When a line in the entries contains the word "Všeobecné", copy that line in full.

*** Records for this task ***

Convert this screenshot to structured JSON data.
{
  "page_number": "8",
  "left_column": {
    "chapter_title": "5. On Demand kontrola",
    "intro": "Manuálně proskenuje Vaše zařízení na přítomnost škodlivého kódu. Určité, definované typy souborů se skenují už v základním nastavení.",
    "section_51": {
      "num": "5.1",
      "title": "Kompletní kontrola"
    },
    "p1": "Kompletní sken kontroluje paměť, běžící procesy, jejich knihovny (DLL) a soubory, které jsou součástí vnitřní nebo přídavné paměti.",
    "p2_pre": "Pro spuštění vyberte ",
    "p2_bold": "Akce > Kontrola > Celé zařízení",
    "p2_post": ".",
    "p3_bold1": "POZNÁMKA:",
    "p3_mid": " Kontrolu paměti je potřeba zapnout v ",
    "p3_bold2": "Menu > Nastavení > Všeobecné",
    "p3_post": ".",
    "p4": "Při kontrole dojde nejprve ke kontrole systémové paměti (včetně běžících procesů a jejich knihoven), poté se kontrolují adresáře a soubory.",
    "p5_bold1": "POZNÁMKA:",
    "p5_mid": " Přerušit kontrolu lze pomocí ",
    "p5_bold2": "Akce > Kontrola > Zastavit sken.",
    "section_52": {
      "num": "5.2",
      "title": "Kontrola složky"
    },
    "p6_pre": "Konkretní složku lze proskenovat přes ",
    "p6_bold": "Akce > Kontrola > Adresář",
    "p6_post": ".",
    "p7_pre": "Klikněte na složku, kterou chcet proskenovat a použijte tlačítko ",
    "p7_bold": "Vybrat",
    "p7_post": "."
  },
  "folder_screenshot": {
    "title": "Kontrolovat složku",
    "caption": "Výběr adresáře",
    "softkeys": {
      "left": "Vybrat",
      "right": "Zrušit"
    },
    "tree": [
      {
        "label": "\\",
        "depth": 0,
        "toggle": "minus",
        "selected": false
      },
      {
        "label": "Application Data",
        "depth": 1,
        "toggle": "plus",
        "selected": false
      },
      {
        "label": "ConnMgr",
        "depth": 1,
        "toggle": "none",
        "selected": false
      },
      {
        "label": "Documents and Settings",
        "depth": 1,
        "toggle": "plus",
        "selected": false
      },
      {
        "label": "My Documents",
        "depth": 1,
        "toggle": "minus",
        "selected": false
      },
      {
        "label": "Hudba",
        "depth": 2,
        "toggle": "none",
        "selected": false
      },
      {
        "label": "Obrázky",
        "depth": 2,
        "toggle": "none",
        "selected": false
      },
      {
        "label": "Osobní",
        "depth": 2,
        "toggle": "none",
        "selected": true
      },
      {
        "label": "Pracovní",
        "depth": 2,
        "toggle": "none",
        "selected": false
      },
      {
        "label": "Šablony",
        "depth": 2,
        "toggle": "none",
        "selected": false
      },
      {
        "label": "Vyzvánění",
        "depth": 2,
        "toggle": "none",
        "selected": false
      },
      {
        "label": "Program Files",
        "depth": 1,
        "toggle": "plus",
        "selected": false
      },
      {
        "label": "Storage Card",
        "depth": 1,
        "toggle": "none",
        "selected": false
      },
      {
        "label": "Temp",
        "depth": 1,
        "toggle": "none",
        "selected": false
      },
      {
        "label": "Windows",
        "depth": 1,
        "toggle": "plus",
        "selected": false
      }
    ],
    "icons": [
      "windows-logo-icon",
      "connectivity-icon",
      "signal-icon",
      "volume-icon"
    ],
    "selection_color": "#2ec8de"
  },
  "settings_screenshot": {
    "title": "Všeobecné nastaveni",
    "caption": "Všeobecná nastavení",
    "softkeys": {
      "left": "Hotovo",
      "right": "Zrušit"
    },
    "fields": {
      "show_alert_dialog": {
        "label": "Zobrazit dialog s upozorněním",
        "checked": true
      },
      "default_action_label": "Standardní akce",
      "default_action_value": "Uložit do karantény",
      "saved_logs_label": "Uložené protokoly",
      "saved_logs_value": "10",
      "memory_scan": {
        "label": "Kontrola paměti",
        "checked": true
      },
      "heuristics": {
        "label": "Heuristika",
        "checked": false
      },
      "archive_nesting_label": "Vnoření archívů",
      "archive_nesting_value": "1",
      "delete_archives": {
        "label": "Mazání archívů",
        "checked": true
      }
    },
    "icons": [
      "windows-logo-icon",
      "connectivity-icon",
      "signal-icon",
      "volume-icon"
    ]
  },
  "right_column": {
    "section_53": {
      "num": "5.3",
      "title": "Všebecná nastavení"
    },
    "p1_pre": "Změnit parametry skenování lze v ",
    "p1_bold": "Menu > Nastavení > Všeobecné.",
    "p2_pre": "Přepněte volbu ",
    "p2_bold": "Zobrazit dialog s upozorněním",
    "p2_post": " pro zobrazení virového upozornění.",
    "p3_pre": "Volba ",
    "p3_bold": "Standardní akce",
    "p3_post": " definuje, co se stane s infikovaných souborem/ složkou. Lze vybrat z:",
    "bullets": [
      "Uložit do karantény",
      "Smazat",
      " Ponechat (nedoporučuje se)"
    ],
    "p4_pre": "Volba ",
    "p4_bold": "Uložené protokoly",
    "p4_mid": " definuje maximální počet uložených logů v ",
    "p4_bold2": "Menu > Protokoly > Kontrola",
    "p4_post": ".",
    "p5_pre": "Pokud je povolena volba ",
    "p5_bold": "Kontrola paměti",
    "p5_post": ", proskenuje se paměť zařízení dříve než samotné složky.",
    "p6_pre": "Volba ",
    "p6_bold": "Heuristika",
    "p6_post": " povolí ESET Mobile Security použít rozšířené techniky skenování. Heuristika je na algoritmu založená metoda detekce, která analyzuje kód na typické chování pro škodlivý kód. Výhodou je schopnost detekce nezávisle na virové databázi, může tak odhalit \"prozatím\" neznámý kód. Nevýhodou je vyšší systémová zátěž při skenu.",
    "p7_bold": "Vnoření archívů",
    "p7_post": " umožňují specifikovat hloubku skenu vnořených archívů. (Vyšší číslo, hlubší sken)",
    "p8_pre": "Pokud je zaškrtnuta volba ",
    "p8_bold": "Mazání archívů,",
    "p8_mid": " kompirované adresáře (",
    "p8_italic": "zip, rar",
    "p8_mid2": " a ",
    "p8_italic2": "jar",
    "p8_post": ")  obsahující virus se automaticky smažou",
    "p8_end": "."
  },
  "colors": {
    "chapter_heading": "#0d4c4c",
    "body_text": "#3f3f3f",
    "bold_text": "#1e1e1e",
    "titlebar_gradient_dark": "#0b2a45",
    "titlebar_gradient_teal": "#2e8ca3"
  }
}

*** End of Records for this task ***

_Expected answer:_
    "p3_bold2": "Menu > Nastavení > Všeobecné",
    "title": "Všeobecné nastaveni",
    "p1_bold": "Menu > Nastavení > Všeobecné.",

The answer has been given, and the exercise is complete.